Records supplied:
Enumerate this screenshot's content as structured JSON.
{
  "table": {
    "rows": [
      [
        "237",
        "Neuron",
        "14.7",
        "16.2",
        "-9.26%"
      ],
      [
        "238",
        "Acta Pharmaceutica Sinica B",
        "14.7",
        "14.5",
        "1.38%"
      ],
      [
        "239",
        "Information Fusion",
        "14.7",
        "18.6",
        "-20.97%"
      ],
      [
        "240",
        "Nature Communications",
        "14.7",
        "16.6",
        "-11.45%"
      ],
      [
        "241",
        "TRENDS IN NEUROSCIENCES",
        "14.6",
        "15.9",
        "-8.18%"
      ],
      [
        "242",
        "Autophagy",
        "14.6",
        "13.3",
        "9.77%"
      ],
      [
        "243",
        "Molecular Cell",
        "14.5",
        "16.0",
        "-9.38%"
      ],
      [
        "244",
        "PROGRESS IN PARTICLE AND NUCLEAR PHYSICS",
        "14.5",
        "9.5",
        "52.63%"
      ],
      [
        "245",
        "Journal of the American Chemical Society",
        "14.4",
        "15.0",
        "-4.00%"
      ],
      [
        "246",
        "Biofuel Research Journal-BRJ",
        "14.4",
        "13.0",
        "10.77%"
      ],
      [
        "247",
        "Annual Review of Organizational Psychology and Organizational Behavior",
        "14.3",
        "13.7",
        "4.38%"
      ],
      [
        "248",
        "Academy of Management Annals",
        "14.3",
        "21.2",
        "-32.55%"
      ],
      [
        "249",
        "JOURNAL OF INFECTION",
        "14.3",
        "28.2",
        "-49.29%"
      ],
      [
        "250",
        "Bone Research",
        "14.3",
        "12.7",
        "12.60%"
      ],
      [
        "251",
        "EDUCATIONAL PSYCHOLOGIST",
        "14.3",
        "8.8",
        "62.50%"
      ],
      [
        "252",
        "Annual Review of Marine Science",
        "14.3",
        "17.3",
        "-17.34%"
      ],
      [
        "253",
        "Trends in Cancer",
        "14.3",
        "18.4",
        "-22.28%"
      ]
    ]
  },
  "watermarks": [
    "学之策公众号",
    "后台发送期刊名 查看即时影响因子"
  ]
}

---

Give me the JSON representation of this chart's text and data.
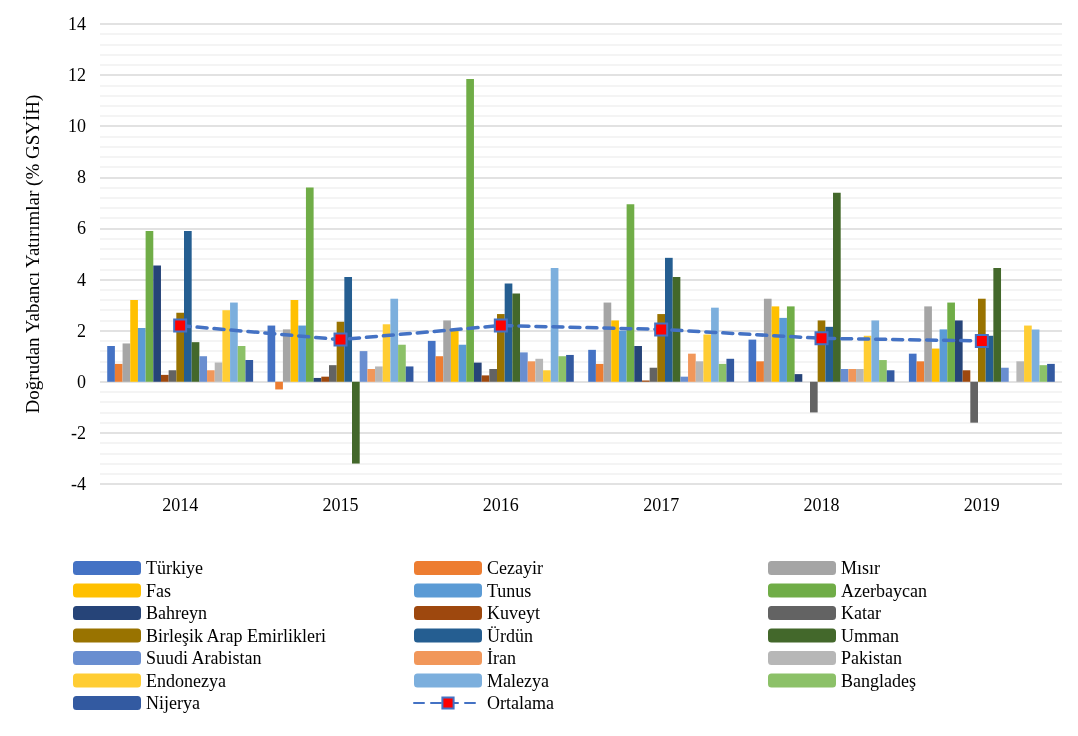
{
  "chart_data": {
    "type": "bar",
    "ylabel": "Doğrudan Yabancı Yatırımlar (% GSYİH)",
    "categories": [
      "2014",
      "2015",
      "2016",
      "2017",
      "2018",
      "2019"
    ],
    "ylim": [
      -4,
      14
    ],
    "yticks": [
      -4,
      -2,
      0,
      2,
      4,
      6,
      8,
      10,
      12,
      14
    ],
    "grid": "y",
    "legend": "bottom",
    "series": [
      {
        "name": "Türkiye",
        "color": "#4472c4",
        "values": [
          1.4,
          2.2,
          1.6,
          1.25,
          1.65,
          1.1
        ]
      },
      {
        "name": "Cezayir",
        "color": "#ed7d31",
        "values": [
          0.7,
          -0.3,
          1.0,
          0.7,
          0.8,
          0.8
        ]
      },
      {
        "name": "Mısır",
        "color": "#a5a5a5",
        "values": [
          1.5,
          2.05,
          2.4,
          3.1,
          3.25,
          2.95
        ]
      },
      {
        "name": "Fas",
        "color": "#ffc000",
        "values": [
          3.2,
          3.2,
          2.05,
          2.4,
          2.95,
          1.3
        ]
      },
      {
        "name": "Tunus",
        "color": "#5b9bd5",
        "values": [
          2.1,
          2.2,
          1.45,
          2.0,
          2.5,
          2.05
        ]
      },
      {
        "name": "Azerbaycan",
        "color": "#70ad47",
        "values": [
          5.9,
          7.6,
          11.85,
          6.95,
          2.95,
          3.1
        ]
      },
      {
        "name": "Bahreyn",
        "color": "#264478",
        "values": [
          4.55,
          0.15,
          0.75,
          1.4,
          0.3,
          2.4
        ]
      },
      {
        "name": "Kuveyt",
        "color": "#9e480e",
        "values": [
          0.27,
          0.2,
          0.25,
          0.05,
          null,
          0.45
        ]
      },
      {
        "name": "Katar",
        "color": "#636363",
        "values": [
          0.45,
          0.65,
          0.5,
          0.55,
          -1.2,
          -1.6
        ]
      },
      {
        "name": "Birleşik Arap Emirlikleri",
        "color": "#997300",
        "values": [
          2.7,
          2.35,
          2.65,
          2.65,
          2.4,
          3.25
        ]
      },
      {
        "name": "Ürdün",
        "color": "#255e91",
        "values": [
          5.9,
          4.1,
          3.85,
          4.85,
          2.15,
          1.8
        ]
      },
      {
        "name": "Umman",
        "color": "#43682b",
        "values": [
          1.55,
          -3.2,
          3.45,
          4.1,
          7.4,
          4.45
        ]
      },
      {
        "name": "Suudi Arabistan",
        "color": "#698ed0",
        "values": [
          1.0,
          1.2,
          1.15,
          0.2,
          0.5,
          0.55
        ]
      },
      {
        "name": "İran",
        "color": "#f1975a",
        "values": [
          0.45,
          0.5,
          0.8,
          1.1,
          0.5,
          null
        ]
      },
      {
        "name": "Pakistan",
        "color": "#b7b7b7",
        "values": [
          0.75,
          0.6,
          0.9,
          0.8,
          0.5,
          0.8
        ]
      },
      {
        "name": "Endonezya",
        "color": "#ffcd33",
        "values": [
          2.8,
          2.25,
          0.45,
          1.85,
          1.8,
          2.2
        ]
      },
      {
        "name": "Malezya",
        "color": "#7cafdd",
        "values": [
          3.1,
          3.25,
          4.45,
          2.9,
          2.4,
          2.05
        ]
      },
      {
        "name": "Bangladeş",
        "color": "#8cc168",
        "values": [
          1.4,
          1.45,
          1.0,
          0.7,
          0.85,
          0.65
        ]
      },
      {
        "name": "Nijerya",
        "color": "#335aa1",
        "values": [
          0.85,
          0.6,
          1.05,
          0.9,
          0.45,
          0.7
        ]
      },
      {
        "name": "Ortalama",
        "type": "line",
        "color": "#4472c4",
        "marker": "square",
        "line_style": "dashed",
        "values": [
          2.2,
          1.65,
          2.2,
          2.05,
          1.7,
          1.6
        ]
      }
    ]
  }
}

Objective: Scan the listing above and copy all lines containing the word "Annual".

Final result:
        "Annual Review of Organizational Psychology and Organizational Behavior",
        "Annual Review of Marine Science",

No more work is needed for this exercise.